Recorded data
-----
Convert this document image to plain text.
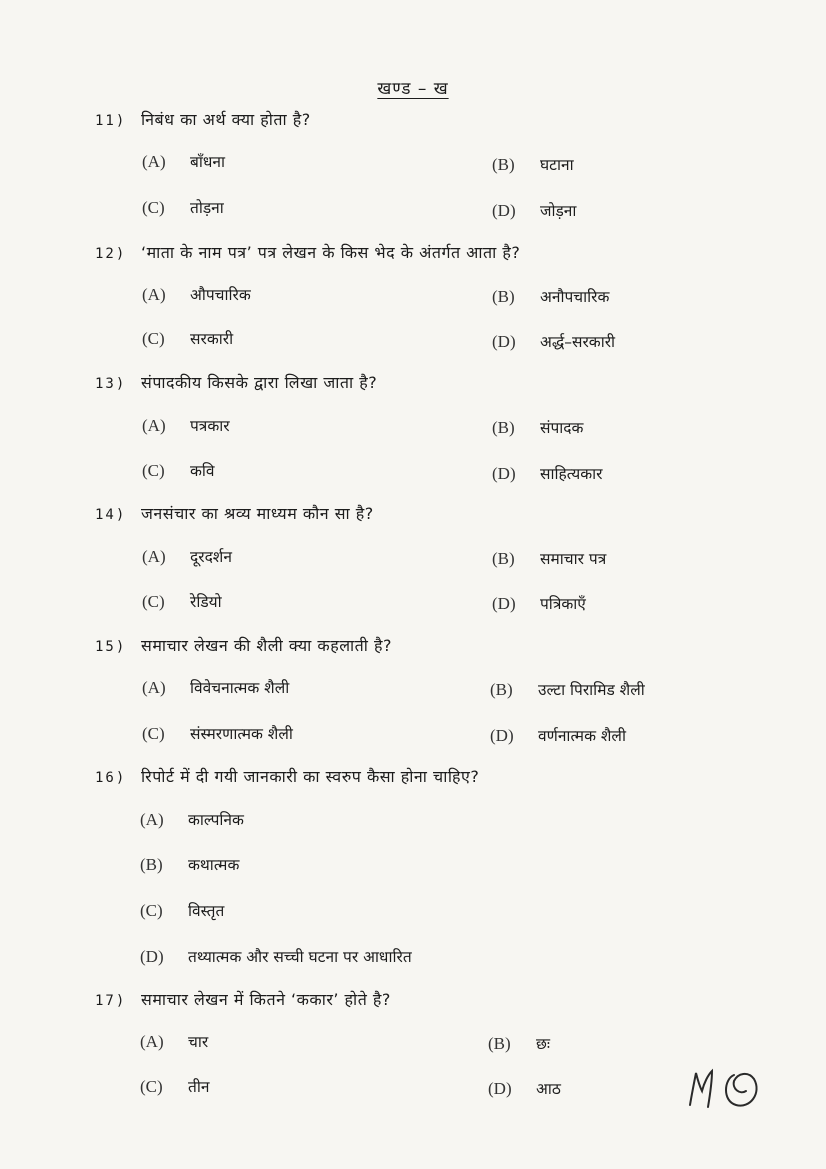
खण्ड – ख
11) निबंध का अर्थ क्या होता है?
(A) बाँधना	(B) घटाना
(C) तोड़ना	(D) जोड़ना
12) ‘माता के नाम पत्र’ पत्र लेखन के किस भेद के अंतर्गत आता है?
(A) औपचारिक	(B) अनौपचारिक
(C) सरकारी	(D) अर्द्ध–सरकारी
13) संपादकीय किसके द्वारा लिखा जाता है?
(A) पत्रकार	(B) संपादक
(C) कवि	(D) साहित्यकार
14) जनसंचार का श्रव्य माध्यम कौन सा है?
(A) दूरदर्शन	(B) समाचार पत्र
(C) रेडियो	(D) पत्रिकाएँ
15) समाचार लेखन की शैली क्या कहलाती है?
(A) विवेचनात्मक शैली	(B) उल्टा पिरामिड शैली
(C) संस्मरणात्मक शैली	(D) वर्णनात्मक शैली
16) रिपोर्ट में दी गयी जानकारी का स्वरुप कैसा होना चाहिए?
(A) काल्पनिक
(B) कथात्मक
(C) विस्तृत
(D) तथ्यात्मक और सच्ची घटना पर आधारित
17) समाचार लेखन में कितने ‘ककार’ होते है?
(A) चार	(B) छः
(C) तीन	(D) आठ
-----
▸ THE TASK
Repeat the material above in full and exactly, omitting the pictures.

▸ TASK ANSWER
Convert this document image to plain text.
खण्ड – ख
11) निबंध का अर्थ क्या होता है?
(A) बाँधना	(B) घटाना
(C) तोड़ना	(D) जोड़ना
12) ‘माता के नाम पत्र’ पत्र लेखन के किस भेद के अंतर्गत आता है?
(A) औपचारिक	(B) अनौपचारिक
(C) सरकारी	(D) अर्द्ध–सरकारी
13) संपादकीय किसके द्वारा लिखा जाता है?
(A) पत्रकार	(B) संपादक
(C) कवि	(D) साहित्यकार
14) जनसंचार का श्रव्य माध्यम कौन सा है?
(A) दूरदर्शन	(B) समाचार पत्र
(C) रेडियो	(D) पत्रिकाएँ
15) समाचार लेखन की शैली क्या कहलाती है?
(A) विवेचनात्मक शैली	(B) उल्टा पिरामिड शैली
(C) संस्मरणात्मक शैली	(D) वर्णनात्मक शैली
16) रिपोर्ट में दी गयी जानकारी का स्वरुप कैसा होना चाहिए?
(A) काल्पनिक
(B) कथात्मक
(C) विस्तृत
(D) तथ्यात्मक और सच्ची घटना पर आधारित
17) समाचार लेखन में कितने ‘ककार’ होते है?
(A) चार	(B) छः
(C) तीन	(D) आठ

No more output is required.